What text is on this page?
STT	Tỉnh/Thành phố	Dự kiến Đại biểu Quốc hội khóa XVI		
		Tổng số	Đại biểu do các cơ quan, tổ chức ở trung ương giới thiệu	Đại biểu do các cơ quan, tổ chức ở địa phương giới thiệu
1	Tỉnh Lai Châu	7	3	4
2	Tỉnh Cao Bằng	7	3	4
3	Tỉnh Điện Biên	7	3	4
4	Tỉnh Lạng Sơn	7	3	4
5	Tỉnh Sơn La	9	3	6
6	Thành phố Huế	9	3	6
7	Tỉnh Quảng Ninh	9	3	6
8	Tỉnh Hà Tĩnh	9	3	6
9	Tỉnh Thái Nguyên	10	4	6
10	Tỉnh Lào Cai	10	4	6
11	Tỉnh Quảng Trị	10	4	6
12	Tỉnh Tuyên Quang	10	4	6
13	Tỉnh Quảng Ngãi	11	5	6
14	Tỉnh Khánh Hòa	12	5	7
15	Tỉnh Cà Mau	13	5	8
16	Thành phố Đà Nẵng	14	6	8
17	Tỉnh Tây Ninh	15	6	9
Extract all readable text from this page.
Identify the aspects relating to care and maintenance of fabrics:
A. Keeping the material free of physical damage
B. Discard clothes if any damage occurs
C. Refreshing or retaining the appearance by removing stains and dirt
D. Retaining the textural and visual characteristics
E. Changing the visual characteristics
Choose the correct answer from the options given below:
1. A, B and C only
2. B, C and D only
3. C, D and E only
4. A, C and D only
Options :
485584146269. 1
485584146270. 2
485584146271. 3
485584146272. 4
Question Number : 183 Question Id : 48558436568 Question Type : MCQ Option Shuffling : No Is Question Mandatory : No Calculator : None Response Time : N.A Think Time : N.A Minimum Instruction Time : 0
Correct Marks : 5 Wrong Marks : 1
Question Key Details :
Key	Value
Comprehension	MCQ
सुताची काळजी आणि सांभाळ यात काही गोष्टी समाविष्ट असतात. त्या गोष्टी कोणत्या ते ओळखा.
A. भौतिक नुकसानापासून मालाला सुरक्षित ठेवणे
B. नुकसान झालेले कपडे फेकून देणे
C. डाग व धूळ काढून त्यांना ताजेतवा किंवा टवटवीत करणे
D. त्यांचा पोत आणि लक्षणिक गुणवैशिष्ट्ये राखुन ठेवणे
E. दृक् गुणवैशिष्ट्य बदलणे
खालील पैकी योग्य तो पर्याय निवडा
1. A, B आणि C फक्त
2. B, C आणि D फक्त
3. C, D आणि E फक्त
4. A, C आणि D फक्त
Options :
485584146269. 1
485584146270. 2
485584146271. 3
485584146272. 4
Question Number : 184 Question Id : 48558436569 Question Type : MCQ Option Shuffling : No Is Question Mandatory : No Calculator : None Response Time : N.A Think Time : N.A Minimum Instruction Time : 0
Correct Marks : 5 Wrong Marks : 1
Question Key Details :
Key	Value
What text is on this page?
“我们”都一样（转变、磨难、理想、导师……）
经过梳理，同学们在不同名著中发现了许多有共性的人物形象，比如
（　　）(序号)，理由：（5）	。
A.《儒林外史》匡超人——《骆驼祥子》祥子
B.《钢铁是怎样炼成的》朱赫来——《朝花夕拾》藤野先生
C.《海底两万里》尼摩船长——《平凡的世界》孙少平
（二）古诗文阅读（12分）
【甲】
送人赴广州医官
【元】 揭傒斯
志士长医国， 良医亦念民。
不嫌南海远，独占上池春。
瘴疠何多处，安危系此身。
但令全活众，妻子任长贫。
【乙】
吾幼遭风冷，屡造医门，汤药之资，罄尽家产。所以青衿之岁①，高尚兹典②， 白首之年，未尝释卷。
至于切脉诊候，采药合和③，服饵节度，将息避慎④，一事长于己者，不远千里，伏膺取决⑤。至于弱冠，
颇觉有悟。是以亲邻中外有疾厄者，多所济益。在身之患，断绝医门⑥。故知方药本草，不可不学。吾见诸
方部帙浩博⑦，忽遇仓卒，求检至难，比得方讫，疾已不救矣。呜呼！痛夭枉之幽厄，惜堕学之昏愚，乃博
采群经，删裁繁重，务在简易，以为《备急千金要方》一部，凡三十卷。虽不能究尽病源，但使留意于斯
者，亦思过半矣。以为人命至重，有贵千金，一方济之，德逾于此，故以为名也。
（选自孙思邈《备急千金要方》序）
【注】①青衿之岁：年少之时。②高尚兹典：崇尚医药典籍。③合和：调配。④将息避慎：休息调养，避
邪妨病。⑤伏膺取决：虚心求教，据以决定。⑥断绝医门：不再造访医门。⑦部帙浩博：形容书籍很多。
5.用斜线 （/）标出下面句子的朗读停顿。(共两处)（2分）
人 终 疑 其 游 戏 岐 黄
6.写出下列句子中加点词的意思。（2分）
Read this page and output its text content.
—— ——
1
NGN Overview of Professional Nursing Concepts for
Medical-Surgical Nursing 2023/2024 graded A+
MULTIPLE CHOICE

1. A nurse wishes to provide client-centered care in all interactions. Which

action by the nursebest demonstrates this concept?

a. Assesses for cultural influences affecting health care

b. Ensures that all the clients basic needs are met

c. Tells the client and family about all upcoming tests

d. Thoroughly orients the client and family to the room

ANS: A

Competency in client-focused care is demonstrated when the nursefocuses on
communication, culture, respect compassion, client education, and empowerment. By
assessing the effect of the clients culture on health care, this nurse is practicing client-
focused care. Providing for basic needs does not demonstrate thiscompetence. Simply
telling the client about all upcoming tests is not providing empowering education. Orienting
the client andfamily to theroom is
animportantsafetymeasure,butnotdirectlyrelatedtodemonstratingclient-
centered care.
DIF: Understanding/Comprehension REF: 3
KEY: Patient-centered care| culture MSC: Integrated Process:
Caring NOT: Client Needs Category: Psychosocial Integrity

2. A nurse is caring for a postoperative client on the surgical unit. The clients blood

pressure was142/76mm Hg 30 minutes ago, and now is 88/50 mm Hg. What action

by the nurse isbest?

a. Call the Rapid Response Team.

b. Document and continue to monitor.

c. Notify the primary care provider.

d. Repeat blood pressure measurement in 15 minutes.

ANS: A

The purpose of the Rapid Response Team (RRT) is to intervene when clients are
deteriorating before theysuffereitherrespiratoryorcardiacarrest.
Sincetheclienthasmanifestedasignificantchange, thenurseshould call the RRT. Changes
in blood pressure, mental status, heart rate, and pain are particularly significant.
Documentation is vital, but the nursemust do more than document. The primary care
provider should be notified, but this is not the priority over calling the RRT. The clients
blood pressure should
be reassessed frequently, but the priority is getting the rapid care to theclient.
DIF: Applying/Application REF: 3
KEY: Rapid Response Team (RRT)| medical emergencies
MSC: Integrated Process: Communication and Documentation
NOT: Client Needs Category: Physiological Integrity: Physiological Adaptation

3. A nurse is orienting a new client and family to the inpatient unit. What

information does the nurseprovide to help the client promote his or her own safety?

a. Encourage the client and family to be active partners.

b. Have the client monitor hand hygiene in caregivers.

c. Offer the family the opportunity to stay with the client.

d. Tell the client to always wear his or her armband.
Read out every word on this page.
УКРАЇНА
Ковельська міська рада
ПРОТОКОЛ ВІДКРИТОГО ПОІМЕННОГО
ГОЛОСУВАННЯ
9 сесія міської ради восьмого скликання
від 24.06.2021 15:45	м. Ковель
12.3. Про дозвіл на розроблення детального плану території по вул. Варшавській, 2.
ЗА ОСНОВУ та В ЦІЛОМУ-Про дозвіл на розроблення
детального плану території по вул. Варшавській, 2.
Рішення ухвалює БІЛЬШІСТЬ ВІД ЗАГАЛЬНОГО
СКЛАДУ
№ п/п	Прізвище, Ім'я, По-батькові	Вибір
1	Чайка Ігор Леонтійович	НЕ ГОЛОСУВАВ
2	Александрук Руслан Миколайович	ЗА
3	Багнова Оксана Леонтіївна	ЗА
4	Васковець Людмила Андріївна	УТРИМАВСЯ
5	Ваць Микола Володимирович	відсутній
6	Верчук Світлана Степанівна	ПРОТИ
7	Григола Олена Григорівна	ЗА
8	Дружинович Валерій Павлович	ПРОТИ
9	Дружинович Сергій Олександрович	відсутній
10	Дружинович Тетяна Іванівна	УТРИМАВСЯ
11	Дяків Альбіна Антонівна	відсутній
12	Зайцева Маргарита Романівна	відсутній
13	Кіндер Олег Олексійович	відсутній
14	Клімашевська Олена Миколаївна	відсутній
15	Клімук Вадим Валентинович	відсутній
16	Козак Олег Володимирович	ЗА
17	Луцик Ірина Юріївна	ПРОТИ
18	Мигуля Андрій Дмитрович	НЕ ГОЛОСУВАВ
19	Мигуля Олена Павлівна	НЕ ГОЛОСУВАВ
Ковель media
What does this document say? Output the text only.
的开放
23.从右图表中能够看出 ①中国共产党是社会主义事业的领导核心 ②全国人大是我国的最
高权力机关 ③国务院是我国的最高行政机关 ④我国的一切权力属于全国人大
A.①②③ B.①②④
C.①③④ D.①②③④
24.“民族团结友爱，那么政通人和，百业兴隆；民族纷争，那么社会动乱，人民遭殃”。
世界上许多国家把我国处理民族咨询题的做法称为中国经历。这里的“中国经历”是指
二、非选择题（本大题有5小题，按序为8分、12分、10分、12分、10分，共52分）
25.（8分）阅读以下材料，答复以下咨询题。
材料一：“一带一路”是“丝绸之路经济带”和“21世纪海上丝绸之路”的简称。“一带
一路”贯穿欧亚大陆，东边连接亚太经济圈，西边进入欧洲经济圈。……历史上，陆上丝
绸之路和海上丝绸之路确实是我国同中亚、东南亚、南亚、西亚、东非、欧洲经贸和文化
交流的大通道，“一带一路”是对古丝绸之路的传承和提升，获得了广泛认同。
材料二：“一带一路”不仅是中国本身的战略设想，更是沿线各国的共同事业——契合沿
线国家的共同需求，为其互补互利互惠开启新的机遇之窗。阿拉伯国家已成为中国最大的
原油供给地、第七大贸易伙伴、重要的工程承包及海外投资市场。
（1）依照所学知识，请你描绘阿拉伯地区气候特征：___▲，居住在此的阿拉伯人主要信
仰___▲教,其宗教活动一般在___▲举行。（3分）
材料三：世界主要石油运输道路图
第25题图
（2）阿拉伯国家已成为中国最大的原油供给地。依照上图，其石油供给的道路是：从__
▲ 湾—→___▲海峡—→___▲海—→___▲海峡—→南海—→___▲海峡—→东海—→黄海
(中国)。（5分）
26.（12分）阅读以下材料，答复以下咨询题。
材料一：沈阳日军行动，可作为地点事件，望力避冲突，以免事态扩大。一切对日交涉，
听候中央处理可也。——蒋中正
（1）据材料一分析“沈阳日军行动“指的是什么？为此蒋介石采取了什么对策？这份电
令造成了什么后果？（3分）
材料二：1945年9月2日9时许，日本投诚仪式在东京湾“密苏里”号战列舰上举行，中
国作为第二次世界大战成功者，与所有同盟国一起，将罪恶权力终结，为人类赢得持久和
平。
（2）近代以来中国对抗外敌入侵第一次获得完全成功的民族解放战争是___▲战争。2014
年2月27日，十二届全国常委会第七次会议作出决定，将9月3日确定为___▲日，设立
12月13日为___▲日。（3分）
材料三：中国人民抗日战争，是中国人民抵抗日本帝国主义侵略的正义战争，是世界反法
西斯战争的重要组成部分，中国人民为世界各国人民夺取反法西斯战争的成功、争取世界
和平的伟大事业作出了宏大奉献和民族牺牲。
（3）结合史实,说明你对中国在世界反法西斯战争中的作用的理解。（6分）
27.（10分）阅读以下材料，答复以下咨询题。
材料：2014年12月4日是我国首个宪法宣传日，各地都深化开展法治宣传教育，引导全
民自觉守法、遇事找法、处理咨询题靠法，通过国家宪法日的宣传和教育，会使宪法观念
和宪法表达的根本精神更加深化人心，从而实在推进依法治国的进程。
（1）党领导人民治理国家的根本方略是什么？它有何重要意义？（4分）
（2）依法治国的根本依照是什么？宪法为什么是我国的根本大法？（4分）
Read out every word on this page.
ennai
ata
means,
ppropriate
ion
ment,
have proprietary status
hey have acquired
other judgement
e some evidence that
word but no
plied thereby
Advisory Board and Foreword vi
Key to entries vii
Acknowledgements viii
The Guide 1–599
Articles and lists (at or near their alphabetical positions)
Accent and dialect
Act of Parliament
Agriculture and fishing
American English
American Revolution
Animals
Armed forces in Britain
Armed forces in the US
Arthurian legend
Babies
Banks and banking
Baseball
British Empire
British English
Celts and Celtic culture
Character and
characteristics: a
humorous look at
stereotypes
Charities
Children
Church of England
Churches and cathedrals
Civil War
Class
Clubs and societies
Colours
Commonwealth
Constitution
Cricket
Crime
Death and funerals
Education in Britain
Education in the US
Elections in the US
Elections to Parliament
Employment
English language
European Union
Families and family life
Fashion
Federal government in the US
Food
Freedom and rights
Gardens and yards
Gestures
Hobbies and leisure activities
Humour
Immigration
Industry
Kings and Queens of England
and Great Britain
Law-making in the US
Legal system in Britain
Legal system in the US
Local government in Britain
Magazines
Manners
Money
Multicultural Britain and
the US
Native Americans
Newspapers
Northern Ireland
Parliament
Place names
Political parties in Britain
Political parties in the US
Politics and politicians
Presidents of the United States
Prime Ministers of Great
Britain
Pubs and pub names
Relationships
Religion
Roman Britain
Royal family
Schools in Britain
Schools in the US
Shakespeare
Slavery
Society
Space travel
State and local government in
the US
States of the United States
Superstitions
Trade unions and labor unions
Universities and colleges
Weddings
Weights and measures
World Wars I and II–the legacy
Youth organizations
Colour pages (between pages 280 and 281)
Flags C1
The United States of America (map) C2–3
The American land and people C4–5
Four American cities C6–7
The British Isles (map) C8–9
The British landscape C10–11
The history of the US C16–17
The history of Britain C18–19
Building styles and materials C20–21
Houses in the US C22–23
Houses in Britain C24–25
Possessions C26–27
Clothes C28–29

--------------------------------------------------

▶ _WHAT NEEDS TO BE DONE_
Search the records for the string "Britain" and return every line in which it occurs.

▶ _CORRECT RESULT_
Armed forces in Britain
Education in Britain
and Great Britain
Legal system in Britain
Local government in Britain
Multicultural Britain and
Political parties in Britain
Britain
Roman Britain
Schools in Britain
The history of Britain C18–19
Houses in Britain C24–25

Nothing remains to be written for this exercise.